Extracts from a graphics dataset:
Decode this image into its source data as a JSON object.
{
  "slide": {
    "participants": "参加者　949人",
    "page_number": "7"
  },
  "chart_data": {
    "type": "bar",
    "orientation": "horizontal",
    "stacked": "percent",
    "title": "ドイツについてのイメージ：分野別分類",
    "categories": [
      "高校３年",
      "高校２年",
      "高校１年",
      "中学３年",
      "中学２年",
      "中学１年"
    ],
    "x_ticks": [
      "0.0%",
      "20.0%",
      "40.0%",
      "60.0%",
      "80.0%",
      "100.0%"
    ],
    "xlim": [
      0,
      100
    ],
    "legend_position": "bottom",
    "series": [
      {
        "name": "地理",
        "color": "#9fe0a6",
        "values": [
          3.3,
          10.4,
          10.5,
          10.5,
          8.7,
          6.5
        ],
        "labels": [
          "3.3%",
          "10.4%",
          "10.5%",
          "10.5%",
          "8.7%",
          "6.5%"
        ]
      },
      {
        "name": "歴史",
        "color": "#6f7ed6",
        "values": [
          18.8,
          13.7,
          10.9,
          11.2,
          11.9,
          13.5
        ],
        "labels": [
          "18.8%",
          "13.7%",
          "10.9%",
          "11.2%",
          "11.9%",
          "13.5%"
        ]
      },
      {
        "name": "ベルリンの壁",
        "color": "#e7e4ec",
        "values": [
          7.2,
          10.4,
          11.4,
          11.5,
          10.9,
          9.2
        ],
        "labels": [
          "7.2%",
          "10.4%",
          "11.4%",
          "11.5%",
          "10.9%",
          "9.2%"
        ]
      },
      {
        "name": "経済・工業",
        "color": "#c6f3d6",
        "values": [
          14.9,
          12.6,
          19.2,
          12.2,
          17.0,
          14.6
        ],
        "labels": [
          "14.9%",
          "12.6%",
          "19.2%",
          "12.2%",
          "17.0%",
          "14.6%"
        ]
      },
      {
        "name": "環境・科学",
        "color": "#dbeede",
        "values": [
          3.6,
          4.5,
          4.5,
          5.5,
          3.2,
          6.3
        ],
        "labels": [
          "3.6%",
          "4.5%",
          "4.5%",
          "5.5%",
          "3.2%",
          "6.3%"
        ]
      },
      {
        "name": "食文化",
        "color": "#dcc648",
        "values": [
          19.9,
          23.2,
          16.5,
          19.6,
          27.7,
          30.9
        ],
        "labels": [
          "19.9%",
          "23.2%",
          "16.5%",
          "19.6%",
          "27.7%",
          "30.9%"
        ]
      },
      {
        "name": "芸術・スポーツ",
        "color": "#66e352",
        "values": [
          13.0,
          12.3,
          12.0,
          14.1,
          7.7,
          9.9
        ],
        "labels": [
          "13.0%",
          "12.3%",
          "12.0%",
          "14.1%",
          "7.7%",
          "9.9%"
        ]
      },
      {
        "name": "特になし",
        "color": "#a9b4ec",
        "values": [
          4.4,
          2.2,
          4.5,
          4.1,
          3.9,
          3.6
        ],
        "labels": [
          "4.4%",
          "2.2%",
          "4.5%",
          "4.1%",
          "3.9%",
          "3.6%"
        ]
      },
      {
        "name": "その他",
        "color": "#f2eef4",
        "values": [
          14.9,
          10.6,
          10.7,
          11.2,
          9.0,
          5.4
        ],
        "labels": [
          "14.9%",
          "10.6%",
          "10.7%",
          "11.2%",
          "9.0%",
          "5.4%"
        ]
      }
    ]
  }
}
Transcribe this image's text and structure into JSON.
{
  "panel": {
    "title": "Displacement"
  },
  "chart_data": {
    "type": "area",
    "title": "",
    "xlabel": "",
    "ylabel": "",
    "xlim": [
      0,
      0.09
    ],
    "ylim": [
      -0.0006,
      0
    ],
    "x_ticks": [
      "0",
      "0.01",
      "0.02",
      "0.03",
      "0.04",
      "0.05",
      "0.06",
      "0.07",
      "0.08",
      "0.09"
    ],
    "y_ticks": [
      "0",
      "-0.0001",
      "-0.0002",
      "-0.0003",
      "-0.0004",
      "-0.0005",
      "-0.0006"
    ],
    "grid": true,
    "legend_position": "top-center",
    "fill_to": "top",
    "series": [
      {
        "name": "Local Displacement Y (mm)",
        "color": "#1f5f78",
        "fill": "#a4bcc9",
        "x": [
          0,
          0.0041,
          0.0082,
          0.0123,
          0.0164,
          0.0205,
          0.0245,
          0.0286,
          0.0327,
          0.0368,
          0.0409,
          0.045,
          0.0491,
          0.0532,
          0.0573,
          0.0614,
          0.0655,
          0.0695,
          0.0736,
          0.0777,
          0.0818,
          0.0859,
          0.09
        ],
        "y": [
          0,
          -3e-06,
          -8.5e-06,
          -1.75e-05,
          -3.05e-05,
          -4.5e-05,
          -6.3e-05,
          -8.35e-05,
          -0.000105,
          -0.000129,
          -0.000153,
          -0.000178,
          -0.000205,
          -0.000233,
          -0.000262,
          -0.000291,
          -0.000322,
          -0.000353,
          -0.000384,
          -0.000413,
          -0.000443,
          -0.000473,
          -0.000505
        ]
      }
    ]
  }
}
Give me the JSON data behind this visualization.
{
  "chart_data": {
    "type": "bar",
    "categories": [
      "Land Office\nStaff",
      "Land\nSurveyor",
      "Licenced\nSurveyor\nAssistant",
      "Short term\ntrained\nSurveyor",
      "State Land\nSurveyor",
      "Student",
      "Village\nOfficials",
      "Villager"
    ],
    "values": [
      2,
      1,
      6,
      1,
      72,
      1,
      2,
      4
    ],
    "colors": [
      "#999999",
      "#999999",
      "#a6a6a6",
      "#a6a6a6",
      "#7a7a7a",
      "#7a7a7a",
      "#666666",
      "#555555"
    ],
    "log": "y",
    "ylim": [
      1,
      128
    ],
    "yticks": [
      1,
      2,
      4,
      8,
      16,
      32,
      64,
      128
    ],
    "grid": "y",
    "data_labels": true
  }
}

**To be done**
Report all lines of the data above that include the string "Land".

**Full output**
      "Land Office\nStaff",
      "Land\nSurveyor",
      "State Land\nSurveyor",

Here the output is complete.